__Available records__:

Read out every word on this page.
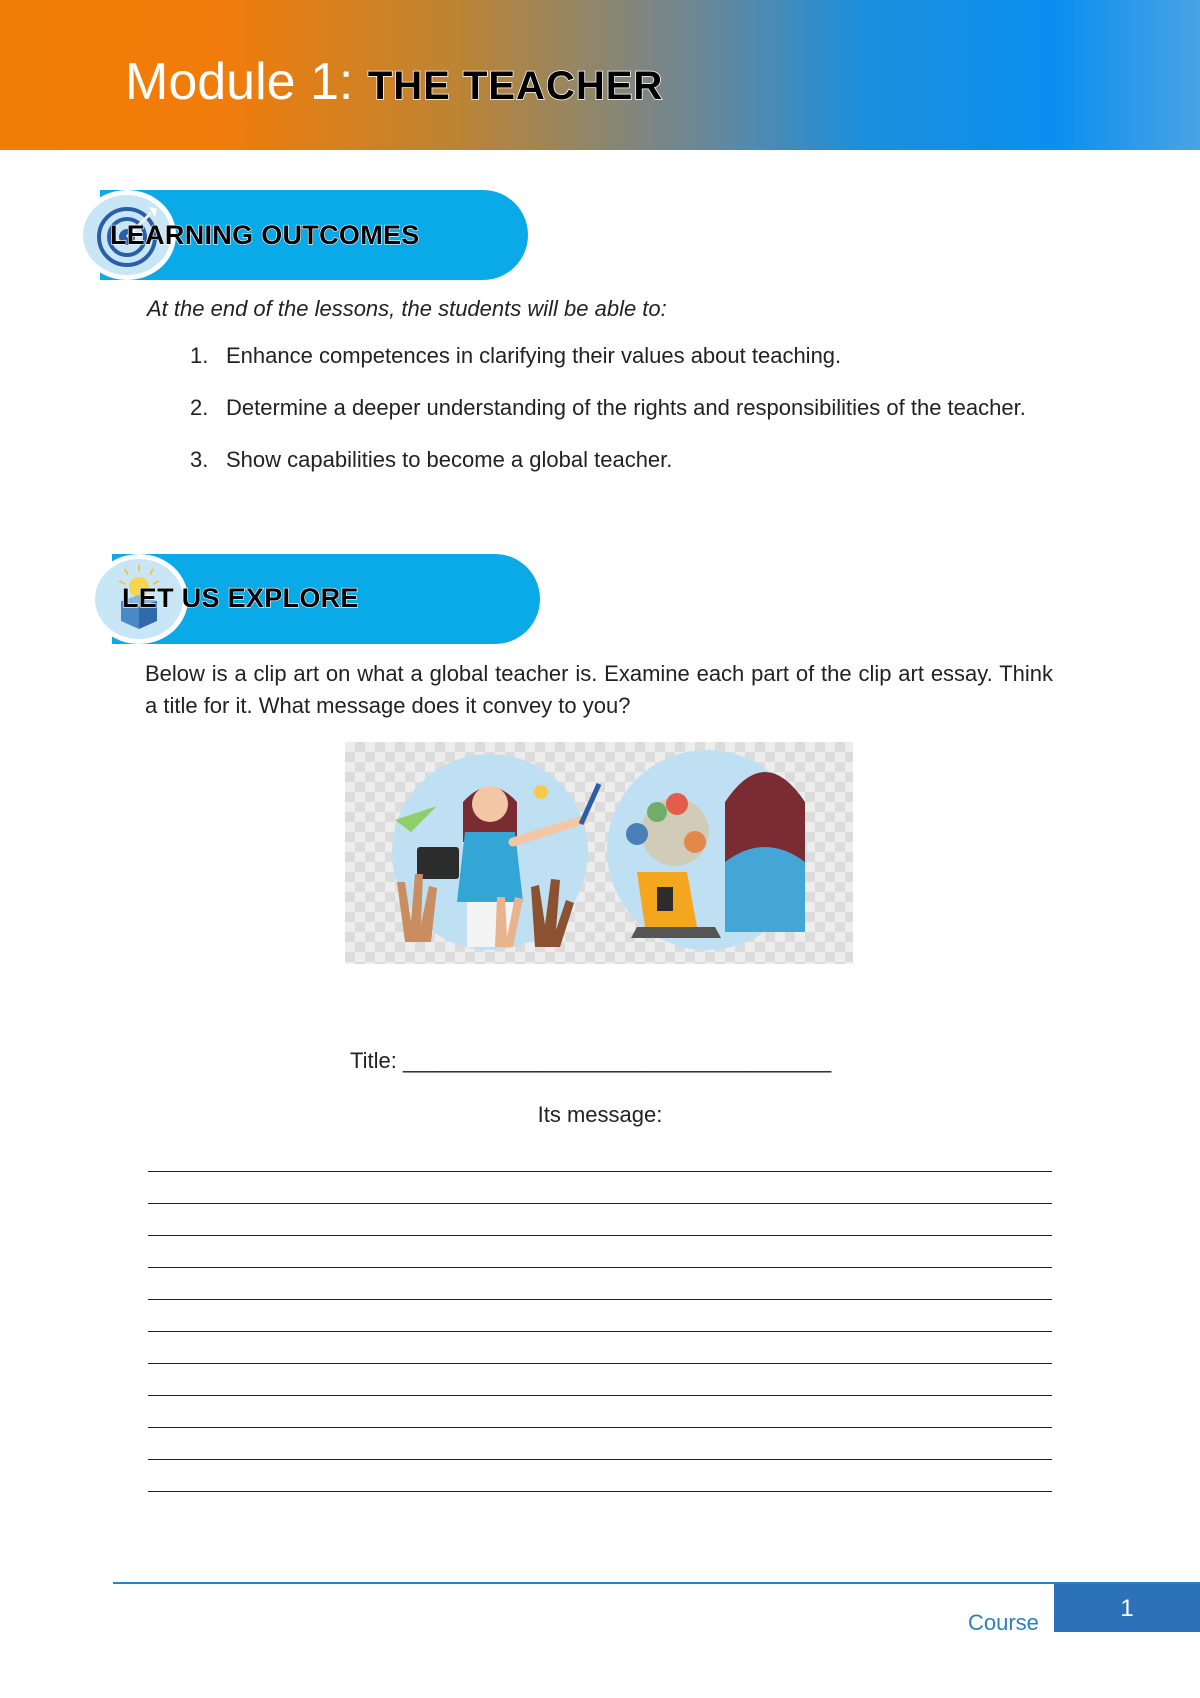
Module 1: THE TEACHER
LEARNING OUTCOMES
At the end of the lessons, the students will be able to:
1. Enhance competences in clarifying their values about teaching.
2. Determine a deeper understanding of the rights and responsibilities of the teacher.
3. Show capabilities to become a global teacher.
LET US EXPLORE
Below is a clip art on what a global teacher is. Examine each part of the clip art essay. Think a title for it. What message does it convey to you?
Title: ___________________________________
Its message:
Course
1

__The exercise__: Copy out all lines that carry the word "message".

__Response below__:
Below is a clip art on what a global teacher is. Examine each part of the clip art essay. Think a title for it. What message does it convey to you?
Its message:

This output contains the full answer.